-- Input rows --

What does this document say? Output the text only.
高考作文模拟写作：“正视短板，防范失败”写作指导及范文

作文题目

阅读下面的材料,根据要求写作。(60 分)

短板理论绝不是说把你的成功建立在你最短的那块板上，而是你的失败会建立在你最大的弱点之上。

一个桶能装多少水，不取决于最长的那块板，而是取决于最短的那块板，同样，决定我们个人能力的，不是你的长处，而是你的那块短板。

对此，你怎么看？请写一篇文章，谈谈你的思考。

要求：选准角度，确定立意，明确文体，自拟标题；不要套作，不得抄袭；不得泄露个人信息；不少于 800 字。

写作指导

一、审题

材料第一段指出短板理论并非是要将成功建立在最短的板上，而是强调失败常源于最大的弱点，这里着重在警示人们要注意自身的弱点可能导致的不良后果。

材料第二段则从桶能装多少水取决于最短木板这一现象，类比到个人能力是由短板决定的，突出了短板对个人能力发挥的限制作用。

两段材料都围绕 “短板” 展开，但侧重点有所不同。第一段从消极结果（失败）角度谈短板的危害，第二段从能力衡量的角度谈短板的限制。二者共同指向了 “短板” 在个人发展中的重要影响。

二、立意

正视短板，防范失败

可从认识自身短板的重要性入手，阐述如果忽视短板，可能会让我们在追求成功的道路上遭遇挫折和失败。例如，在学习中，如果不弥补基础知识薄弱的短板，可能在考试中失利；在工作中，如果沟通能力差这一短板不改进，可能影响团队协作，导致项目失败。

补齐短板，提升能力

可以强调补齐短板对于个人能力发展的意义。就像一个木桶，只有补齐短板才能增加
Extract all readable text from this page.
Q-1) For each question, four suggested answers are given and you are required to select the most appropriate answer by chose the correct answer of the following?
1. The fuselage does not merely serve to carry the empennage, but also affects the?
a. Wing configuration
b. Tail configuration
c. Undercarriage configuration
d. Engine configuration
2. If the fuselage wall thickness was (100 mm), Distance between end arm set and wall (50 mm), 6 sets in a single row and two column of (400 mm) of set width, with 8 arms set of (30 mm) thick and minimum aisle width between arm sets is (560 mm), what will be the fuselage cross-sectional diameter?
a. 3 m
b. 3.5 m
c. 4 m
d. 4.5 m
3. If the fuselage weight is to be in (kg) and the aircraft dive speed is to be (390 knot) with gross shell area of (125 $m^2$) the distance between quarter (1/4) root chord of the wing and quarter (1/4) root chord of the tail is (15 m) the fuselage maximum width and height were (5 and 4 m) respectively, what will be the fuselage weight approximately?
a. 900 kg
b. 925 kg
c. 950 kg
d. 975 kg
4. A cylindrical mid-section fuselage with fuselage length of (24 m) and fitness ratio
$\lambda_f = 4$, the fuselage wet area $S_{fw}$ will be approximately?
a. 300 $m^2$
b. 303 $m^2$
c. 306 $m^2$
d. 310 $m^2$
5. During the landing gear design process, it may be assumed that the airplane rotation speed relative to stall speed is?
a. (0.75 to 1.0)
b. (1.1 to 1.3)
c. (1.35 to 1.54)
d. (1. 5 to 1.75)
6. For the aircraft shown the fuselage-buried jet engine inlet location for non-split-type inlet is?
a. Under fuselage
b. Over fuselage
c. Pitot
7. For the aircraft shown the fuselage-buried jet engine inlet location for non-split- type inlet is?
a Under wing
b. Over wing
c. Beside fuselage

-- Aim --
Output the full listing exactly as it stands.

-- Written response --
What does this document say? Output the text only.
高考作文模拟写作：“正视短板，防范失败”写作指导及范文

作文题目

阅读下面的材料,根据要求写作。(60 分)

短板理论绝不是说把你的成功建立在你最短的那块板上，而是你的失败会建立在你最大的弱点之上。

一个桶能装多少水，不取决于最长的那块板，而是取决于最短的那块板，同样，决定我们个人能力的，不是你的长处，而是你的那块短板。

对此，你怎么看？请写一篇文章，谈谈你的思考。

要求：选准角度，确定立意，明确文体，自拟标题；不要套作，不得抄袭；不得泄露个人信息；不少于 800 字。

写作指导

一、审题

材料第一段指出短板理论并非是要将成功建立在最短的板上，而是强调失败常源于最大的弱点，这里着重在警示人们要注意自身的弱点可能导致的不良后果。

材料第二段则从桶能装多少水取决于最短木板这一现象，类比到个人能力是由短板决定的，突出了短板对个人能力发挥的限制作用。

两段材料都围绕 “短板” 展开，但侧重点有所不同。第一段从消极结果（失败）角度谈短板的危害，第二段从能力衡量的角度谈短板的限制。二者共同指向了 “短板” 在个人发展中的重要影响。

二、立意

正视短板，防范失败

可从认识自身短板的重要性入手，阐述如果忽视短板，可能会让我们在追求成功的道路上遭遇挫折和失败。例如，在学习中，如果不弥补基础知识薄弱的短板，可能在考试中失利；在工作中，如果沟通能力差这一短板不改进，可能影响团队协作，导致项目失败。

补齐短板，提升能力

可以强调补齐短板对于个人能力发展的意义。就像一个木桶，只有补齐短板才能增加
Extract all readable text from this page.
Q-1) For each question, four suggested answers are given and you are required to select the most appropriate answer by chose the correct answer of the following?
1. The fuselage does not merely serve to carry the empennage, but also affects the?
a. Wing configuration
b. Tail configuration
c. Undercarriage configuration
d. Engine configuration
2. If the fuselage wall thickness was (100 mm), Distance between end arm set and wall (50 mm), 6 sets in a single row and two column of (400 mm) of set width, with 8 arms set of (30 mm) thick and minimum aisle width between arm sets is (560 mm), what will be the fuselage cross-sectional diameter?
a. 3 m
b. 3.5 m
c. 4 m
d. 4.5 m
3. If the fuselage weight is to be in (kg) and the aircraft dive speed is to be (390 knot) with gross shell area of (125 $m^2$) the distance between quarter (1/4) root chord of the wing and quarter (1/4) root chord of the tail is (15 m) the fuselage maximum width and height were (5 and 4 m) respectively, what will be the fuselage weight approximately?
a. 900 kg
b. 925 kg
c. 950 kg
d. 975 kg
4. A cylindrical mid-section fuselage with fuselage length of (24 m) and fitness ratio
$\lambda_f = 4$, the fuselage wet area $S_{fw}$ will be approximately?
a. 300 $m^2$
b. 303 $m^2$
c. 306 $m^2$
d. 310 $m^2$
5. During the landing gear design process, it may be assumed that the airplane rotation speed relative to stall speed is?
a. (0.75 to 1.0)
b. (1.1 to 1.3)
c. (1.35 to 1.54)
d. (1. 5 to 1.75)
6. For the aircraft shown the fuselage-buried jet engine inlet location for non-split-type inlet is?
a. Under fuselage
b. Over fuselage
c. Pitot
7. For the aircraft shown the fuselage-buried jet engine inlet location for non-split- type inlet is?
a Under wing
b. Over wing
c. Beside fuselage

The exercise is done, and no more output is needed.